What you have to do ->
Reproduce the lines verbatim, from the first line through the line containing "671, 1066, 726]", both included.

Data for the task ->
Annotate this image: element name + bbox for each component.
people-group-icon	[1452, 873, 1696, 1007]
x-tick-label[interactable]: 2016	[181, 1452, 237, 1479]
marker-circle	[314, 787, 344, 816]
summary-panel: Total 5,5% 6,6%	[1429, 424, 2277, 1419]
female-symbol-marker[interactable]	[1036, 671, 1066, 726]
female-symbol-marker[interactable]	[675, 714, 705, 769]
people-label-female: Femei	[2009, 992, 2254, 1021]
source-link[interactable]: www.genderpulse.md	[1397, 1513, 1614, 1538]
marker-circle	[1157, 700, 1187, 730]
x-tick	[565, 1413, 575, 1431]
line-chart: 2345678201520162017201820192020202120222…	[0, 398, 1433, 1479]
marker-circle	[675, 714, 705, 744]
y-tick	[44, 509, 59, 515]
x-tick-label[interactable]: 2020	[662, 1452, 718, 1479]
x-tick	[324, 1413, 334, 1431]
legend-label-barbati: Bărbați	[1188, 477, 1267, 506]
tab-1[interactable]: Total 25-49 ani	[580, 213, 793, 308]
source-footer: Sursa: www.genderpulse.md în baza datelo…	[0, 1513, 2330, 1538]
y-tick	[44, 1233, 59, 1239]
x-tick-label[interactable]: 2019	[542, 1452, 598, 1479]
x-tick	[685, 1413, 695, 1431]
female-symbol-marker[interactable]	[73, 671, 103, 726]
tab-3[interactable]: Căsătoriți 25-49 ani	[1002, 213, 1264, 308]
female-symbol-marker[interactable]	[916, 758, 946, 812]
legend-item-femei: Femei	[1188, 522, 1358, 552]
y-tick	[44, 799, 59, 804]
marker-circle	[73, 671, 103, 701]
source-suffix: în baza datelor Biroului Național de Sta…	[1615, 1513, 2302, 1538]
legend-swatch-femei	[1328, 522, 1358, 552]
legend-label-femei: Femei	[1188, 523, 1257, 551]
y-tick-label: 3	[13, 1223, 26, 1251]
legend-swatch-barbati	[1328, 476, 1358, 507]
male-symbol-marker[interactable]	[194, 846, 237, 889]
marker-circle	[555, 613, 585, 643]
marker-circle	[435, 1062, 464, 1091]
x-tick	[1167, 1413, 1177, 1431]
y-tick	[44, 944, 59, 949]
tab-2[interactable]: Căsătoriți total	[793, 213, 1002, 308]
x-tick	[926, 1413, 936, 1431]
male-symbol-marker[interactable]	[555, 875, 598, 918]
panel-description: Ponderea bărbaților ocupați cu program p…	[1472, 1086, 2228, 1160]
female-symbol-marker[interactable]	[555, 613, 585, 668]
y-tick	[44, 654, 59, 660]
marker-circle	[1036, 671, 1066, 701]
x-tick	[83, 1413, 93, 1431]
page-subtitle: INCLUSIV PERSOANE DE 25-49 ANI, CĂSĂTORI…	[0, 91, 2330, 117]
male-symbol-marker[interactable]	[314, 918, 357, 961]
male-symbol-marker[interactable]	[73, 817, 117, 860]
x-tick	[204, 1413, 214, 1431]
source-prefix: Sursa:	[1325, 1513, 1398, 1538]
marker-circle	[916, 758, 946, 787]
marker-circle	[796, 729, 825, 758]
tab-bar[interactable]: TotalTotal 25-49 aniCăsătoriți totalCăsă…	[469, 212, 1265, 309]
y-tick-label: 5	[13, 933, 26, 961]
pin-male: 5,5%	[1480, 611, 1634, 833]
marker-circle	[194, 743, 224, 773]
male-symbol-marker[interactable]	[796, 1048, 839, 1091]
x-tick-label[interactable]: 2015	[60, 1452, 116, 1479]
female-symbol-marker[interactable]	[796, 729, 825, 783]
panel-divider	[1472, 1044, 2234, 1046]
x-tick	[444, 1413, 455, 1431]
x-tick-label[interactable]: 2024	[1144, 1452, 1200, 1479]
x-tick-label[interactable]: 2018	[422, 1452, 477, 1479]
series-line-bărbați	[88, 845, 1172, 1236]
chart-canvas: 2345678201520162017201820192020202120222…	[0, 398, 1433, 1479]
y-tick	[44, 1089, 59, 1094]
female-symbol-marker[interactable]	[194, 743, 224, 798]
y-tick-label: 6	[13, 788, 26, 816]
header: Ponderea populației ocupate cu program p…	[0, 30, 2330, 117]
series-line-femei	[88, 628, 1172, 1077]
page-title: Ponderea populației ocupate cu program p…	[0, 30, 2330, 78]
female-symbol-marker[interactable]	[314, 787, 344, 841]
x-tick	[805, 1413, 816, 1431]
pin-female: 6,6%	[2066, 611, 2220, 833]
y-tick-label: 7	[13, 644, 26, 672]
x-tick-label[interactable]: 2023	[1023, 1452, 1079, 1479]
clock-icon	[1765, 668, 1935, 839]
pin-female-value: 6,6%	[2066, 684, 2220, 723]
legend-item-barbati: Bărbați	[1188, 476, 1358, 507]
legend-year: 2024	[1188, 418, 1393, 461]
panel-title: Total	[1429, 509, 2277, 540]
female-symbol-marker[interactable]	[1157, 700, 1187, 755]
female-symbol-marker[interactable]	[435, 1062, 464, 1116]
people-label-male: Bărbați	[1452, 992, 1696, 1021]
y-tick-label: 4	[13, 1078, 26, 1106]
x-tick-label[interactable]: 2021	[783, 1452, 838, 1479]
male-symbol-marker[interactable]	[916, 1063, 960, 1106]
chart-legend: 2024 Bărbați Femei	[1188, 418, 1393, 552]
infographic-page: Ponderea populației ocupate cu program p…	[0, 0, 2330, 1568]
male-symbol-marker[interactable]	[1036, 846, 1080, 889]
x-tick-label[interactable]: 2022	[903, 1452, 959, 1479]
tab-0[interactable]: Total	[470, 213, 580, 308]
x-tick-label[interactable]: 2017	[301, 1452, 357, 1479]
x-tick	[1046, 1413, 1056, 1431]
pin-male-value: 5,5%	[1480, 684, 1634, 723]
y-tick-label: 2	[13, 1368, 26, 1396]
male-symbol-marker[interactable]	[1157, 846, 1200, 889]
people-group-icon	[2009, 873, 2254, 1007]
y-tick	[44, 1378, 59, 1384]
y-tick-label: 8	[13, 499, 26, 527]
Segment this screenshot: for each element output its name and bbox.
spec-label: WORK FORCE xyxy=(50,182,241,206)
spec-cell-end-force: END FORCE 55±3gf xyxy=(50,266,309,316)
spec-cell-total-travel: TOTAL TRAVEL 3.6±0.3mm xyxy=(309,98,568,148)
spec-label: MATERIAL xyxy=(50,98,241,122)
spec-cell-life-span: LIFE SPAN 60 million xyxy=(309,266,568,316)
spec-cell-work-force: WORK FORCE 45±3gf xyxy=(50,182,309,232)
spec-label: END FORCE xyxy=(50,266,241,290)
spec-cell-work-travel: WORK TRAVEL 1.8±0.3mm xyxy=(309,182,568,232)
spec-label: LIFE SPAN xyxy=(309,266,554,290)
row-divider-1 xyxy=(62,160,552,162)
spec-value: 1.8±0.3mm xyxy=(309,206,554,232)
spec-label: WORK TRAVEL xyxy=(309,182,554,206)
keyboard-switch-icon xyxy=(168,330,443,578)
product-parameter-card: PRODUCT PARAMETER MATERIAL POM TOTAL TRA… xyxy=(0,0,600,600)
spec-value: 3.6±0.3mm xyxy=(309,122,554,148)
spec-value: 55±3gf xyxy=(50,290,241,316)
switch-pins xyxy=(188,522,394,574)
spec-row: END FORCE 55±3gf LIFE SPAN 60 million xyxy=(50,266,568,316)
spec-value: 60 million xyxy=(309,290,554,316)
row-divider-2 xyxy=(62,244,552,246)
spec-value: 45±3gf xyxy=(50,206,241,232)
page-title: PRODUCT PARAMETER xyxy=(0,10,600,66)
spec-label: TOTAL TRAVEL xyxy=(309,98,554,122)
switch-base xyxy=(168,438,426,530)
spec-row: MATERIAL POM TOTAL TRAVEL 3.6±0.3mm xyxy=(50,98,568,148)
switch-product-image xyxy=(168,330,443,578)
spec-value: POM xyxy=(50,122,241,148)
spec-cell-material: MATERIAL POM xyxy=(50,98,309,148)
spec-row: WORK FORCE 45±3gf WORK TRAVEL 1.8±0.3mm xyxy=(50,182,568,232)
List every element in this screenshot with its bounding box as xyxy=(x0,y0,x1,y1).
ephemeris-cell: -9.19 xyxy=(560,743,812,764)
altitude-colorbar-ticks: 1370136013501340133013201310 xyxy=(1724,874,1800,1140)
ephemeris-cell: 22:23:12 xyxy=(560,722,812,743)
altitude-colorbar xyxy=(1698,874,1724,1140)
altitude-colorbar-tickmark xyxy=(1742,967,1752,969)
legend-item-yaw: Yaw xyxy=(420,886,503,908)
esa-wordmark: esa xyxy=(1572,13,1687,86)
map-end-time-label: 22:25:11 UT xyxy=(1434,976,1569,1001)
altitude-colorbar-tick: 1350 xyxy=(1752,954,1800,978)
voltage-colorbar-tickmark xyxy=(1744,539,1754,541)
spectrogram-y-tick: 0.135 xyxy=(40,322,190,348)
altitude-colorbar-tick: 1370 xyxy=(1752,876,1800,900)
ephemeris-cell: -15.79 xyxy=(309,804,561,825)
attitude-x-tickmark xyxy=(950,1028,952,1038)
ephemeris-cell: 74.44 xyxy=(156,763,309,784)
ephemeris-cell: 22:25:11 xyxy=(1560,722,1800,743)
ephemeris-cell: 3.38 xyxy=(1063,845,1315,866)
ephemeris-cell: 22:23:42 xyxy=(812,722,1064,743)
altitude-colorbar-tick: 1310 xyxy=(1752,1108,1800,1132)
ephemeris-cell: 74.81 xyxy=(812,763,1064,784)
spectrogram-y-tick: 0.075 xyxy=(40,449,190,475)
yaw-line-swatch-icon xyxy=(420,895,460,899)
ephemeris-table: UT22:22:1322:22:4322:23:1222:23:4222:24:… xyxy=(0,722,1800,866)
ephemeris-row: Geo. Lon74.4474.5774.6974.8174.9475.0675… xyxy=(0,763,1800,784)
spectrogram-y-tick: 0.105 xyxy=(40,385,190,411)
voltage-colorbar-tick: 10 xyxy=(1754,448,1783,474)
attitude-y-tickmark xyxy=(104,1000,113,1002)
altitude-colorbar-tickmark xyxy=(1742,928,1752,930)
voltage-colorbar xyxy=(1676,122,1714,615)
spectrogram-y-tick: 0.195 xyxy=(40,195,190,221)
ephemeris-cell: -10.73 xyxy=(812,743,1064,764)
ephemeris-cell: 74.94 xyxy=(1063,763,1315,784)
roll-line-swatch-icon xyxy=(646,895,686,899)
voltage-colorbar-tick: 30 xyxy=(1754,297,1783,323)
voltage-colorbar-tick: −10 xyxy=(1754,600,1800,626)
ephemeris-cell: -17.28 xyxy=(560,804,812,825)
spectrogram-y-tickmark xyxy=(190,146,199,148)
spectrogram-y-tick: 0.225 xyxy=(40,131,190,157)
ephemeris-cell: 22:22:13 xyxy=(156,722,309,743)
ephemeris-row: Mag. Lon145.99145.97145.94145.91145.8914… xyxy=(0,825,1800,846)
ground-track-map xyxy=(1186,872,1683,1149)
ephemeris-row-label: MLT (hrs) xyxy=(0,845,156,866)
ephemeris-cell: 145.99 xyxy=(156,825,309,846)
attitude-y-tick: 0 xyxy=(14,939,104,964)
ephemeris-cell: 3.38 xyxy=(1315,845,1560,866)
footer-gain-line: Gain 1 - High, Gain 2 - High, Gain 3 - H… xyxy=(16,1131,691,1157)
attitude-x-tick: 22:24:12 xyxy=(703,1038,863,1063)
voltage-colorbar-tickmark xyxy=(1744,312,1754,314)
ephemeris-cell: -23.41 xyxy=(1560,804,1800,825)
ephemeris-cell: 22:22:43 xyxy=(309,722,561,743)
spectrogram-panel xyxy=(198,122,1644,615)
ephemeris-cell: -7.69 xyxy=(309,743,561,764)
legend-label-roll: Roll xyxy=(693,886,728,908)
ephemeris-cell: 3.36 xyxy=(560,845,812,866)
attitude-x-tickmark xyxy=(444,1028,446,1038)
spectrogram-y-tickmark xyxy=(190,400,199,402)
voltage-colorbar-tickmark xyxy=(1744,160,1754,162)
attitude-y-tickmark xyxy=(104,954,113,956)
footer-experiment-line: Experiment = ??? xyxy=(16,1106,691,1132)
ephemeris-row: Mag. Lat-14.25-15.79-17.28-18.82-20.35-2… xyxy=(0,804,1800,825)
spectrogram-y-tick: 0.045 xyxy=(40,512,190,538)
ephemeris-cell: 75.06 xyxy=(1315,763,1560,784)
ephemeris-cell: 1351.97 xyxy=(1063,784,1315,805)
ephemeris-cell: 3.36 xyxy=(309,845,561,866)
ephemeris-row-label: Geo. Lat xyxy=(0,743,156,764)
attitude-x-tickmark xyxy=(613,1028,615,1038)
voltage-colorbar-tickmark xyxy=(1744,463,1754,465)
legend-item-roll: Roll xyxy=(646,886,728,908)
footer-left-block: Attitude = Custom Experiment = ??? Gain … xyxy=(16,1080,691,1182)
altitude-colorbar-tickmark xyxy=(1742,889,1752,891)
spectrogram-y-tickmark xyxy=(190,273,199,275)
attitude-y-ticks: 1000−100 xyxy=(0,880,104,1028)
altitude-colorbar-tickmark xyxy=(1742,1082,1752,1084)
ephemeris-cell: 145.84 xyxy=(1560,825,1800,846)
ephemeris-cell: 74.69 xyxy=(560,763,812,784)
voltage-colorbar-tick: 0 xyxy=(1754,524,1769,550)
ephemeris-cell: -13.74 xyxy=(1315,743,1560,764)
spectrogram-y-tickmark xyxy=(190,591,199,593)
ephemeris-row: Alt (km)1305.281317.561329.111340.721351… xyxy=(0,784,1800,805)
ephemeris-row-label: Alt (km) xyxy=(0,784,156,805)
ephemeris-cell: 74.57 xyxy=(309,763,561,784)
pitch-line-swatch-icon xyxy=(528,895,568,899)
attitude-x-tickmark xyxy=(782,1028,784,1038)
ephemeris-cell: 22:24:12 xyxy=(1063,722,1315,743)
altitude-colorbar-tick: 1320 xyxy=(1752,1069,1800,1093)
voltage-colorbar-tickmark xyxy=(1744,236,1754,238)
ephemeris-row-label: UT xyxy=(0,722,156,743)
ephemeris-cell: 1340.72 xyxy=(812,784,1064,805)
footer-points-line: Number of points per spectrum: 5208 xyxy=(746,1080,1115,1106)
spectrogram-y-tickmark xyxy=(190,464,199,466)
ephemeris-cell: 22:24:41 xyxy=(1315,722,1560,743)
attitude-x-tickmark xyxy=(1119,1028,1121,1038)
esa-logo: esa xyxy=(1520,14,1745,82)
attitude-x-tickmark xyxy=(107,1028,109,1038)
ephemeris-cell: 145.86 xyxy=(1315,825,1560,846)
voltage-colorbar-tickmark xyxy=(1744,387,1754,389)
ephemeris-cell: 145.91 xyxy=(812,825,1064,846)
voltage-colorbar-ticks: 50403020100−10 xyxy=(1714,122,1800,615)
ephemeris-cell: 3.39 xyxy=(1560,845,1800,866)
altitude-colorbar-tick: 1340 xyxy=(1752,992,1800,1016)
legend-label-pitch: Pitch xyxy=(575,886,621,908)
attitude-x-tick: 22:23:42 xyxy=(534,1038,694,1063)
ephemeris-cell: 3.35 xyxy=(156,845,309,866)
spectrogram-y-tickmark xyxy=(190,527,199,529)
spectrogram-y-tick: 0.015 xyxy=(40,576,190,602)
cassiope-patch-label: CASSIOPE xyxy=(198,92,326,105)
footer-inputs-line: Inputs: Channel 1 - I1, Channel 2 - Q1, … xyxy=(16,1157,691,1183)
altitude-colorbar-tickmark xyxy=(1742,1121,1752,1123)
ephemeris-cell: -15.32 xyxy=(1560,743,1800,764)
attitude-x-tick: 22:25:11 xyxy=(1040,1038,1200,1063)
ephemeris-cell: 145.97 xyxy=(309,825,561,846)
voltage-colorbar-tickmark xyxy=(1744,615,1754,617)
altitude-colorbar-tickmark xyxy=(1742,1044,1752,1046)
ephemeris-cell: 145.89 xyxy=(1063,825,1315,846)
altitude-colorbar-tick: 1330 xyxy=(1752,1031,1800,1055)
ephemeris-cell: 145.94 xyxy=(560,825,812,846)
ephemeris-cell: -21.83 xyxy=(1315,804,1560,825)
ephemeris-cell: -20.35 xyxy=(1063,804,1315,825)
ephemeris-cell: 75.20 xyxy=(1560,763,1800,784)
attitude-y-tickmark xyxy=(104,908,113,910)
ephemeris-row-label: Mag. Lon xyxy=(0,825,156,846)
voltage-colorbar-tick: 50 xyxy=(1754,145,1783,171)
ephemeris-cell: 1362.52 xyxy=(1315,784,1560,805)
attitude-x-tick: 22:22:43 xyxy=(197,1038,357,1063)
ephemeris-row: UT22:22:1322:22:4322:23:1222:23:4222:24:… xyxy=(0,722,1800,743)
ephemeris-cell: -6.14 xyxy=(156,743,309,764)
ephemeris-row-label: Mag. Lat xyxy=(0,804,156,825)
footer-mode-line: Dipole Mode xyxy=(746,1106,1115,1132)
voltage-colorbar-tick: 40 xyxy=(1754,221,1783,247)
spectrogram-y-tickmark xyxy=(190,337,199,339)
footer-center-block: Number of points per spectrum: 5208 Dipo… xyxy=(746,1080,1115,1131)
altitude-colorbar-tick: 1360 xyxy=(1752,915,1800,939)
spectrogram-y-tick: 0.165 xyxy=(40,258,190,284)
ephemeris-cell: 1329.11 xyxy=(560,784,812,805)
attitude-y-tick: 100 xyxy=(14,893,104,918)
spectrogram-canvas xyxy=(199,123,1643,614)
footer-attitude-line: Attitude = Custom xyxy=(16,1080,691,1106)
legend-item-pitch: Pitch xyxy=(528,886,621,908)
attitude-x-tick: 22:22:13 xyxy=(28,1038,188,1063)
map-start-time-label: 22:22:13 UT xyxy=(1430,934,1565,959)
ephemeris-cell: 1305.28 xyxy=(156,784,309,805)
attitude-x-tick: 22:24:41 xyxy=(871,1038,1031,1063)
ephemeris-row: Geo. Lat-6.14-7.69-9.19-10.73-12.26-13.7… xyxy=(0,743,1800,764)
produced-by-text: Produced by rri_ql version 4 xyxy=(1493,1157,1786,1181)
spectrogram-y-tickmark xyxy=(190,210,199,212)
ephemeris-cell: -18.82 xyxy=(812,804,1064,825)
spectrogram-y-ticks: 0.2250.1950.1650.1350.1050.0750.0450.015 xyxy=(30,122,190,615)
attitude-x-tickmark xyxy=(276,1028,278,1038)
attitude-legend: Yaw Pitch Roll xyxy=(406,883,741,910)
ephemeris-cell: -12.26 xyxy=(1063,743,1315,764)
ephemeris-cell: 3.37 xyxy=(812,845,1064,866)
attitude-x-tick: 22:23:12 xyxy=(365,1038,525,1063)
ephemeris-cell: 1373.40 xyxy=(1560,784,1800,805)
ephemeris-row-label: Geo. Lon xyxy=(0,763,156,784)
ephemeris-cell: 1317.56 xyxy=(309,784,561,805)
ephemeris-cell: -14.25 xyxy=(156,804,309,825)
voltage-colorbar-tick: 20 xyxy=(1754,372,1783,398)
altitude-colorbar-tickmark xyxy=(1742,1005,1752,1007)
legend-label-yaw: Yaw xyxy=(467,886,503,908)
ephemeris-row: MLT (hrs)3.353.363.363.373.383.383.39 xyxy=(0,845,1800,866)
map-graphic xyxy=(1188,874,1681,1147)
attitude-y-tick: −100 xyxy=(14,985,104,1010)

Output below ->
Annotate this image: element name + bbox for each component.
people-group-icon	[1452, 873, 1696, 1007]
x-tick-label[interactable]: 2016	[181, 1452, 237, 1479]
marker-circle	[314, 787, 344, 816]
summary-panel: Total 5,5% 6,6%	[1429, 424, 2277, 1419]
female-symbol-marker[interactable]	[1036, 671, 1066, 726]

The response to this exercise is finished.